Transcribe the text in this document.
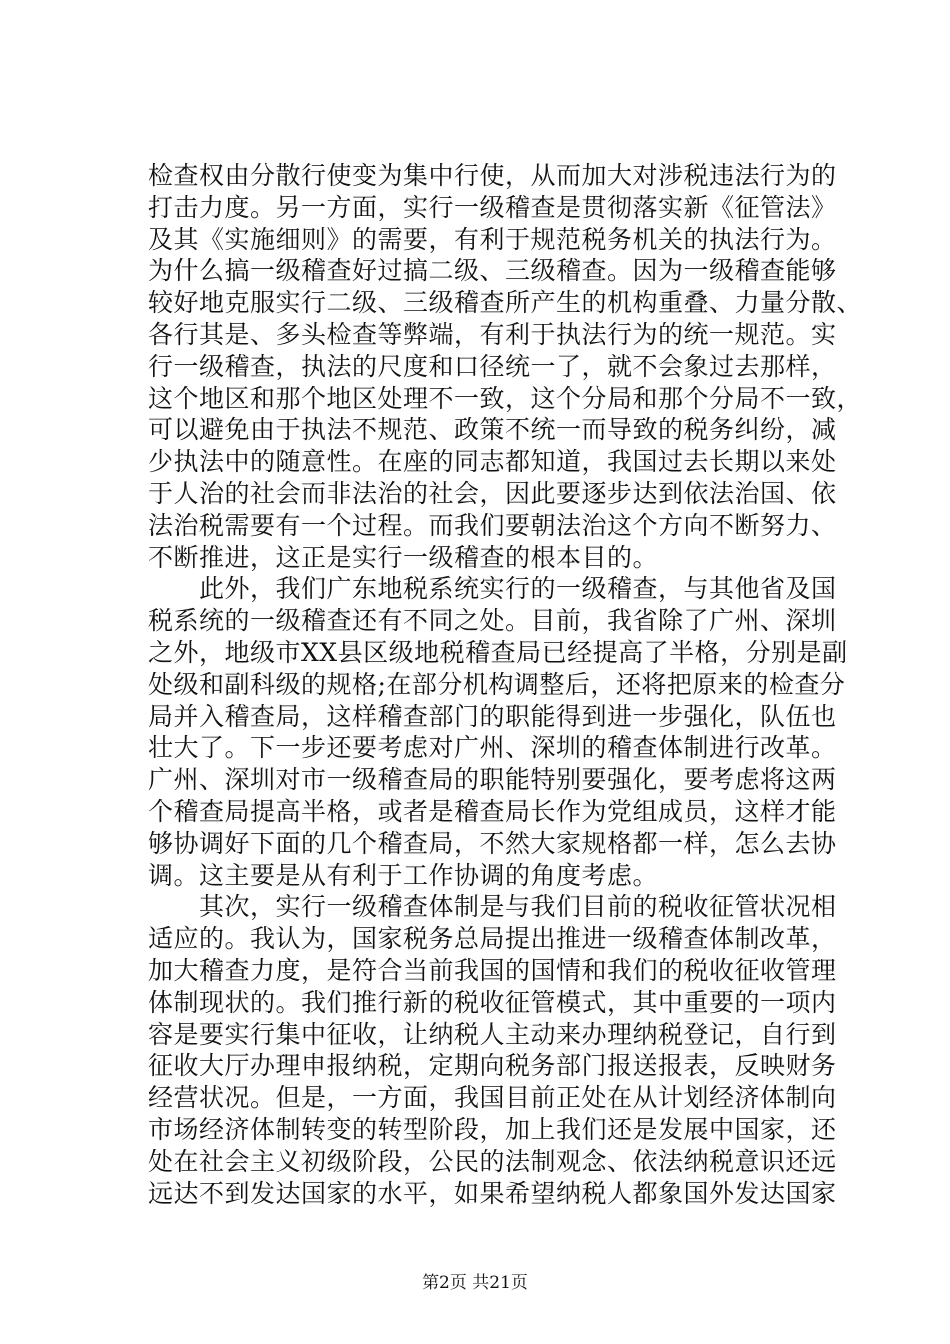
检查权由分散行使变为集中行使，从而加大对涉税违法行为的
打击力度。另一方面，实行一级稽查是贯彻落实新《征管法》
及其《实施细则》的需要，有利于规范税务机关的执法行为。
为什么搞一级稽查好过搞二级、三级稽查。因为一级稽查能够
较好地克服实行二级、三级稽查所产生的机构重叠、力量分散、
各行其是、多头检查等弊端，有利于执法行为的统一规范。实
行一级稽查，执法的尺度和口径统一了，就不会象过去那样，
这个地区和那个地区处理不一致，这个分局和那个分局不一致，
可以避免由于执法不规范、政策不统一而导致的税务纠纷，减
少执法中的随意性。在座的同志都知道，我国过去长期以来处
于人治的社会而非法治的社会，因此要逐步达到依法治国、依
法治税需要有一个过程。而我们要朝法治这个方向不断努力、
不断推进，这正是实行一级稽查的根本目的。
　　此外，我们广东地税系统实行的一级稽查，与其他省及国
税系统的一级稽查还有不同之处。目前，我省除了广州、深圳
之外，地级市XX县区级地税稽查局已经提高了半格，分别是副
处级和副科级的规格;在部分机构调整后，还将把原来的检查分
局并入稽查局，这样稽查部门的职能得到进一步强化，队伍也
壮大了。下一步还要考虑对广州、深圳的稽查体制进行改革。
广州、深圳对市一级稽查局的职能特别要强化，要考虑将这两
个稽查局提高半格，或者是稽查局长作为党组成员，这样才能
够协调好下面的几个稽查局，不然大家规格都一样，怎么去协
调。这主要是从有利于工作协调的角度考虑。
　　其次，实行一级稽查体制是与我们目前的税收征管状况相
适应的。我认为，国家税务总局提出推进一级稽查体制改革，
加大稽查力度，是符合当前我国的国情和我们的税收征收管理
体制现状的。我们推行新的税收征管模式，其中重要的一项内
容是要实行集中征收，让纳税人主动来办理纳税登记，自行到
征收大厅办理申报纳税，定期向税务部门报送报表，反映财务
经营状况。但是，一方面，我国目前正处在从计划经济体制向
市场经济体制转变的转型阶段，加上我们还是发展中国家，还
处在社会主义初级阶段，公民的法制观念、依法纳税意识还远
远达不到发达国家的水平，如果希望纳税人都象国外发达国家
第2页 共21页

┄┄┄┄┄┄┄┄┄┄

#### [WHAT YOU HAVE TO DO]
Leave out the pictures and print each record exactly as it stands.

#### [EXERCISE ANSWER]
Transcribe the text in this document.
检查权由分散行使变为集中行使，从而加大对涉税违法行为的
打击力度。另一方面，实行一级稽查是贯彻落实新《征管法》
及其《实施细则》的需要，有利于规范税务机关的执法行为。
为什么搞一级稽查好过搞二级、三级稽查。因为一级稽查能够
较好地克服实行二级、三级稽查所产生的机构重叠、力量分散、
各行其是、多头检查等弊端，有利于执法行为的统一规范。实
行一级稽查，执法的尺度和口径统一了，就不会象过去那样，
这个地区和那个地区处理不一致，这个分局和那个分局不一致，
可以避免由于执法不规范、政策不统一而导致的税务纠纷，减
少执法中的随意性。在座的同志都知道，我国过去长期以来处
于人治的社会而非法治的社会，因此要逐步达到依法治国、依
法治税需要有一个过程。而我们要朝法治这个方向不断努力、
不断推进，这正是实行一级稽查的根本目的。
　　此外，我们广东地税系统实行的一级稽查，与其他省及国
税系统的一级稽查还有不同之处。目前，我省除了广州、深圳
之外，地级市XX县区级地税稽查局已经提高了半格，分别是副
处级和副科级的规格;在部分机构调整后，还将把原来的检查分
局并入稽查局，这样稽查部门的职能得到进一步强化，队伍也
壮大了。下一步还要考虑对广州、深圳的稽查体制进行改革。
广州、深圳对市一级稽查局的职能特别要强化，要考虑将这两
个稽查局提高半格，或者是稽查局长作为党组成员，这样才能
够协调好下面的几个稽查局，不然大家规格都一样，怎么去协
调。这主要是从有利于工作协调的角度考虑。
　　其次，实行一级稽查体制是与我们目前的税收征管状况相
适应的。我认为，国家税务总局提出推进一级稽查体制改革，
加大稽查力度，是符合当前我国的国情和我们的税收征收管理
体制现状的。我们推行新的税收征管模式，其中重要的一项内
容是要实行集中征收，让纳税人主动来办理纳税登记，自行到
征收大厅办理申报纳税，定期向税务部门报送报表，反映财务
经营状况。但是，一方面，我国目前正处在从计划经济体制向
市场经济体制转变的转型阶段，加上我们还是发展中国家，还
处在社会主义初级阶段，公民的法制观念、依法纳税意识还远
远达不到发达国家的水平，如果希望纳税人都象国外发达国家
第2页 共21页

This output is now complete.